Look at the entries below and reproduce them exactly.

-- Begin Data in this exercise --

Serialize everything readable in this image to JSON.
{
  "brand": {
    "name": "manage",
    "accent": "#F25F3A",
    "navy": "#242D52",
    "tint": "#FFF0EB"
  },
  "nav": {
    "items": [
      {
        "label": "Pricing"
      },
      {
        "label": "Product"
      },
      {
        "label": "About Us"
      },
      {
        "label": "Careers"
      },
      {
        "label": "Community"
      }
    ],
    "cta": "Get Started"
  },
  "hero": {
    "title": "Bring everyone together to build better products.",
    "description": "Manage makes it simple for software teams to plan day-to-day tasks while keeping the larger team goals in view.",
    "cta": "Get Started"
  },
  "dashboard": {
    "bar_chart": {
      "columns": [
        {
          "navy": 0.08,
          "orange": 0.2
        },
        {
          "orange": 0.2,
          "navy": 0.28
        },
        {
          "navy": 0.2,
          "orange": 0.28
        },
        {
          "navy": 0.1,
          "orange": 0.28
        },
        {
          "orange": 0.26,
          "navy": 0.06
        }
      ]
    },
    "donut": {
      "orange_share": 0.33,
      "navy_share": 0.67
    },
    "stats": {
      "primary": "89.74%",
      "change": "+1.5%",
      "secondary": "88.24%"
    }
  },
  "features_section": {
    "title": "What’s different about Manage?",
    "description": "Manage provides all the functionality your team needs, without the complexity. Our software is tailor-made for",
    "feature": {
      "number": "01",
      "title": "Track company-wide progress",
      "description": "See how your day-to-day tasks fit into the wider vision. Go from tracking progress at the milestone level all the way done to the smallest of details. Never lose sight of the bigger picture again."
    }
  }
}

-- End Data in this exercise --

**Completed exercise**.
Serialize everything readable in this image to JSON.
{
  "brand": {
    "name": "manage",
    "accent": "#F25F3A",
    "navy": "#242D52",
    "tint": "#FFF0EB"
  },
  "nav": {
    "items": [
      {
        "label": "Pricing"
      },
      {
        "label": "Product"
      },
      {
        "label": "About Us"
      },
      {
        "label": "Careers"
      },
      {
        "label": "Community"
      }
    ],
    "cta": "Get Started"
  },
  "hero": {
    "title": "Bring everyone together to build better products.",
    "description": "Manage makes it simple for software teams to plan day-to-day tasks while keeping the larger team goals in view.",
    "cta": "Get Started"
  },
  "dashboard": {
    "bar_chart": {
      "columns": [
        {
          "navy": 0.08,
          "orange": 0.2
        },
        {
          "orange": 0.2,
          "navy": 0.28
        },
        {
          "navy": 0.2,
          "orange": 0.28
        },
        {
          "navy": 0.1,
          "orange": 0.28
        },
        {
          "orange": 0.26,
          "navy": 0.06
        }
      ]
    },
    "donut": {
      "orange_share": 0.33,
      "navy_share": 0.67
    },
    "stats": {
      "primary": "89.74%",
      "change": "+1.5%",
      "secondary": "88.24%"
    }
  },
  "features_section": {
    "title": "What’s different about Manage?",
    "description": "Manage provides all the functionality your team needs, without the complexity. Our software is tailor-made for",
    "feature": {
      "number": "01",
      "title": "Track company-wide progress",
      "description": "See how your day-to-day tasks fit into the wider vision. Go from tracking progress at the milestone level all the way done to the smallest of details. Never lose sight of the bigger picture again."
    }
  }
}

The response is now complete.